■ **Required task**
Reproduce the listing that follows with no differences at all.

■ **Data supplied**
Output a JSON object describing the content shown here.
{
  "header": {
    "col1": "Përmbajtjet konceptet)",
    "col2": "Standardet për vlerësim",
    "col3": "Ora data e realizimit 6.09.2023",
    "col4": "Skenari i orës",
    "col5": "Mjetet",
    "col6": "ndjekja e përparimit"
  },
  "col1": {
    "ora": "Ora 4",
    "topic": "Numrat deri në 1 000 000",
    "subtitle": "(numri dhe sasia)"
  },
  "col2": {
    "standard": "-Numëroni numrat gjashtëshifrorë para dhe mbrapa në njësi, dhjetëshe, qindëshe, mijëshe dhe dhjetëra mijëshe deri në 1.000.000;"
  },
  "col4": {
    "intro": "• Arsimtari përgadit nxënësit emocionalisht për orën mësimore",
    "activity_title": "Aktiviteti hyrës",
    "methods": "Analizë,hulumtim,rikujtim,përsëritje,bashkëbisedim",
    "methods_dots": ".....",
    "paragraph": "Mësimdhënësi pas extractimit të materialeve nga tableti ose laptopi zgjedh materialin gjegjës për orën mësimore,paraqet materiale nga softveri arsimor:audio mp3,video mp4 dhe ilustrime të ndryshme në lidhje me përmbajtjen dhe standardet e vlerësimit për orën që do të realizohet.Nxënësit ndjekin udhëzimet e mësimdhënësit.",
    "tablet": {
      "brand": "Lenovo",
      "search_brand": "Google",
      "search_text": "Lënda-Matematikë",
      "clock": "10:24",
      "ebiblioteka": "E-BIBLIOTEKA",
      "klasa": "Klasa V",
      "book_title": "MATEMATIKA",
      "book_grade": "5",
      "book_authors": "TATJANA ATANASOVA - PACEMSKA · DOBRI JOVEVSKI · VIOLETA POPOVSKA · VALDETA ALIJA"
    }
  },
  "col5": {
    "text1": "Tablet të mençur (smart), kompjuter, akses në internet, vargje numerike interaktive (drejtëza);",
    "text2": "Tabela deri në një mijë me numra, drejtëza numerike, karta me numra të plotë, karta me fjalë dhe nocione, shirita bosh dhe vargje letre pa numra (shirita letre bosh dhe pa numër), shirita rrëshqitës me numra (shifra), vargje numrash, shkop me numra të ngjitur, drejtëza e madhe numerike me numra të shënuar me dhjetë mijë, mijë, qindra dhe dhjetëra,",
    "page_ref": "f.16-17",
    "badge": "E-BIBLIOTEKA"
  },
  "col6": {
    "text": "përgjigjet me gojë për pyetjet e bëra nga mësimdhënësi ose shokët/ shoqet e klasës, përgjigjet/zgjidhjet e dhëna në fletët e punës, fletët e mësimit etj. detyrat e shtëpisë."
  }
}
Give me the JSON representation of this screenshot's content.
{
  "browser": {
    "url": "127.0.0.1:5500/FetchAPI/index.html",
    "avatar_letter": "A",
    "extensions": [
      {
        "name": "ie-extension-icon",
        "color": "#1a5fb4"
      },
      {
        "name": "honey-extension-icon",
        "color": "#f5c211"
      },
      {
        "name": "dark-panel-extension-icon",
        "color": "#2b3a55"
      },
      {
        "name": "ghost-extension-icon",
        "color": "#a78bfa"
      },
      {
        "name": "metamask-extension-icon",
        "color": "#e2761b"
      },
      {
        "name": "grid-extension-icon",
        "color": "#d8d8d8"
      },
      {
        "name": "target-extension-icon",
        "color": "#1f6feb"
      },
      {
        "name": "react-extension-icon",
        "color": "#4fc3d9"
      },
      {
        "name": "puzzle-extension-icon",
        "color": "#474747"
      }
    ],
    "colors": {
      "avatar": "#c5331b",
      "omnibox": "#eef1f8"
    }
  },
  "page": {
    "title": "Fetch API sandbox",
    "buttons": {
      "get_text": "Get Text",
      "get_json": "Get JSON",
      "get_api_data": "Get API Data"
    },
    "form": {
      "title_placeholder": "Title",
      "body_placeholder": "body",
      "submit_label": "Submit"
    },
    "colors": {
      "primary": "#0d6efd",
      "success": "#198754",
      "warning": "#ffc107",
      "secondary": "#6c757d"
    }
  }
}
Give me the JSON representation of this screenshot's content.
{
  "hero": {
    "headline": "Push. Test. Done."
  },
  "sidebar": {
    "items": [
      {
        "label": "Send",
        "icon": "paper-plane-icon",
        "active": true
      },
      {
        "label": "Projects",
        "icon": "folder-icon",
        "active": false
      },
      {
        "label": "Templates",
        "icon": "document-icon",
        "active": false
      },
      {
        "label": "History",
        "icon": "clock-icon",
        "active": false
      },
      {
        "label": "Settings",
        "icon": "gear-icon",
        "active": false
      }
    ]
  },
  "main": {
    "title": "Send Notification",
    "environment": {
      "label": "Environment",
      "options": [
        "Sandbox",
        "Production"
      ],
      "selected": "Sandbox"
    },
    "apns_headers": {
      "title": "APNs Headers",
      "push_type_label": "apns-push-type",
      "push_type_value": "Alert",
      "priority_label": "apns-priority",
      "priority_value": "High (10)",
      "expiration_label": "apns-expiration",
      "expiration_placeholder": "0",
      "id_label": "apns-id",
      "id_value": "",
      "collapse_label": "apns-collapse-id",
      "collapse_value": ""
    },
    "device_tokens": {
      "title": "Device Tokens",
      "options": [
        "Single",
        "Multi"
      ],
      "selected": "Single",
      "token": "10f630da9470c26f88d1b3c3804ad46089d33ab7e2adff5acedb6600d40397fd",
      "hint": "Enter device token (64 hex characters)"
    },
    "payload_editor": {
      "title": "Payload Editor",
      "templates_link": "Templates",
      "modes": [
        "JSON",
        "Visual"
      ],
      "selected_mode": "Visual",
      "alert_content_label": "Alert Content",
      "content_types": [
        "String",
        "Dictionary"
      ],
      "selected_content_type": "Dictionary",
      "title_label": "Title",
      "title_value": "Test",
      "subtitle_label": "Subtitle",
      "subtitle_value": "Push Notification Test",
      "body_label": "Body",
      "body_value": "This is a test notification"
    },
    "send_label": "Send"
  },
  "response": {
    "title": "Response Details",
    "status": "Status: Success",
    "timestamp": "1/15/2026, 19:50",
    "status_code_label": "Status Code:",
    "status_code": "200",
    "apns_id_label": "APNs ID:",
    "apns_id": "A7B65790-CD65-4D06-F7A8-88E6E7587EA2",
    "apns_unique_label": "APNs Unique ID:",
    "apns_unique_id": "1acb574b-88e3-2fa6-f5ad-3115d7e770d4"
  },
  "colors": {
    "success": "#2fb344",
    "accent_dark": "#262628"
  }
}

■ **Exercise output**
Output a JSON object describing the content shown here.
{
  "header": {
    "col1": "Përmbajtjet konceptet)",
    "col2": "Standardet për vlerësim",
    "col3": "Ora data e realizimit 6.09.2023",
    "col4": "Skenari i orës",
    "col5": "Mjetet",
    "col6": "ndjekja e përparimit"
  },
  "col1": {
    "ora": "Ora 4",
    "topic": "Numrat deri në 1 000 000",
    "subtitle": "(numri dhe sasia)"
  },
  "col2": {
    "standard": "-Numëroni numrat gjashtëshifrorë para dhe mbrapa në njësi, dhjetëshe, qindëshe, mijëshe dhe dhjetëra mijëshe deri në 1.000.000;"
  },
  "col4": {
    "intro": "• Arsimtari përgadit nxënësit emocionalisht për orën mësimore",
    "activity_title": "Aktiviteti hyrës",
    "methods": "Analizë,hulumtim,rikujtim,përsëritje,bashkëbisedim",
    "methods_dots": ".....",
    "paragraph": "Mësimdhënësi pas extractimit të materialeve nga tableti ose laptopi zgjedh materialin gjegjës për orën mësimore,paraqet materiale nga softveri arsimor:audio mp3,video mp4 dhe ilustrime të ndryshme në lidhje me përmbajtjen dhe standardet e vlerësimit për orën që do të realizohet.Nxënësit ndjekin udhëzimet e mësimdhënësit.",
    "tablet": {
      "brand": "Lenovo",
      "search_brand": "Google",
      "search_text": "Lënda-Matematikë",
      "clock": "10:24",
      "ebiblioteka": "E-BIBLIOTEKA",
      "klasa": "Klasa V",
      "book_title": "MATEMATIKA",
      "book_grade": "5",
      "book_authors": "TATJANA ATANASOVA - PACEMSKA · DOBRI JOVEVSKI · VIOLETA POPOVSKA · VALDETA ALIJA"
    }
  },
  "col5": {
    "text1": "Tablet të mençur (smart), kompjuter, akses në internet, vargje numerike interaktive (drejtëza);",
    "text2": "Tabela deri në një mijë me numra, drejtëza numerike, karta me numra të plotë, karta me fjalë dhe nocione, shirita bosh dhe vargje letre pa numra (shirita letre bosh dhe pa numër), shirita rrëshqitës me numra (shifra), vargje numrash, shkop me numra të ngjitur, drejtëza e madhe numerike me numra të shënuar me dhjetë mijë, mijë, qindra dhe dhjetëra,",
    "page_ref": "f.16-17",
    "badge": "E-BIBLIOTEKA"
  },
  "col6": {
    "text": "përgjigjet me gojë për pyetjet e bëra nga mësimdhënësi ose shokët/ shoqet e klasës, përgjigjet/zgjidhjet e dhëna në fletët e punës, fletët e mësimit etj. detyrat e shtëpisë."
  }
}
Give me the JSON representation of this screenshot's content.
{
  "browser": {
    "url": "127.0.0.1:5500/FetchAPI/index.html",
    "avatar_letter": "A",
    "extensions": [
      {
        "name": "ie-extension-icon",
        "color": "#1a5fb4"
      },
      {
        "name": "honey-extension-icon",
        "color": "#f5c211"
      },
      {
        "name": "dark-panel-extension-icon",
        "color": "#2b3a55"
      },
      {
        "name": "ghost-extension-icon",
        "color": "#a78bfa"
      },
      {
        "name": "metamask-extension-icon",
        "color": "#e2761b"
      },
      {
        "name": "grid-extension-icon",
        "color": "#d8d8d8"
      },
      {
        "name": "target-extension-icon",
        "color": "#1f6feb"
      },
      {
        "name": "react-extension-icon",
        "color": "#4fc3d9"
      },
      {
        "name": "puzzle-extension-icon",
        "color": "#474747"
      }
    ],
    "colors": {
      "avatar": "#c5331b",
      "omnibox": "#eef1f8"
    }
  },
  "page": {
    "title": "Fetch API sandbox",
    "buttons": {
      "get_text": "Get Text",
      "get_json": "Get JSON",
      "get_api_data": "Get API Data"
    },
    "form": {
      "title_placeholder": "Title",
      "body_placeholder": "body",
      "submit_label": "Submit"
    },
    "colors": {
      "primary": "#0d6efd",
      "success": "#198754",
      "warning": "#ffc107",
      "secondary": "#6c757d"
    }
  }
}
Give me the JSON representation of this screenshot's content.
{
  "hero": {
    "headline": "Push. Test. Done."
  },
  "sidebar": {
    "items": [
      {
        "label": "Send",
        "icon": "paper-plane-icon",
        "active": true
      },
      {
        "label": "Projects",
        "icon": "folder-icon",
        "active": false
      },
      {
        "label": "Templates",
        "icon": "document-icon",
        "active": false
      },
      {
        "label": "History",
        "icon": "clock-icon",
        "active": false
      },
      {
        "label": "Settings",
        "icon": "gear-icon",
        "active": false
      }
    ]
  },
  "main": {
    "title": "Send Notification",
    "environment": {
      "label": "Environment",
      "options": [
        "Sandbox",
        "Production"
      ],
      "selected": "Sandbox"
    },
    "apns_headers": {
      "title": "APNs Headers",
      "push_type_label": "apns-push-type",
      "push_type_value": "Alert",
      "priority_label": "apns-priority",
      "priority_value": "High (10)",
      "expiration_label": "apns-expiration",
      "expiration_placeholder": "0",
      "id_label": "apns-id",
      "id_value": "",
      "collapse_label": "apns-collapse-id",
      "collapse_value": ""
    },
    "device_tokens": {
      "title": "Device Tokens",
      "options": [
        "Single",
        "Multi"
      ],
      "selected": "Single",
      "token": "10f630da9470c26f88d1b3c3804ad46089d33ab7e2adff5acedb6600d40397fd",
      "hint": "Enter device token (64 hex characters)"
    },
    "payload_editor": {
      "title": "Payload Editor",
      "templates_link": "Templates",
      "modes": [
        "JSON",
        "Visual"
      ],
      "selected_mode": "Visual",
      "alert_content_label": "Alert Content",
      "content_types": [
        "String",
        "Dictionary"
      ],
      "selected_content_type": "Dictionary",
      "title_label": "Title",
      "title_value": "Test",
      "subtitle_label": "Subtitle",
      "subtitle_value": "Push Notification Test",
      "body_label": "Body",
      "body_value": "This is a test notification"
    },
    "send_label": "Send"
  },
  "response": {
    "title": "Response Details",
    "status": "Status: Success",
    "timestamp": "1/15/2026, 19:50",
    "status_code_label": "Status Code:",
    "status_code": "200",
    "apns_id_label": "APNs ID:",
    "apns_id": "A7B65790-CD65-4D06-F7A8-88E6E7587EA2",
    "apns_unique_label": "APNs Unique ID:",
    "apns_unique_id": "1acb574b-88e3-2fa6-f5ad-3115d7e770d4"
  },
  "colors": {
    "success": "#2fb344",
    "accent_dark": "#262628"
  }
}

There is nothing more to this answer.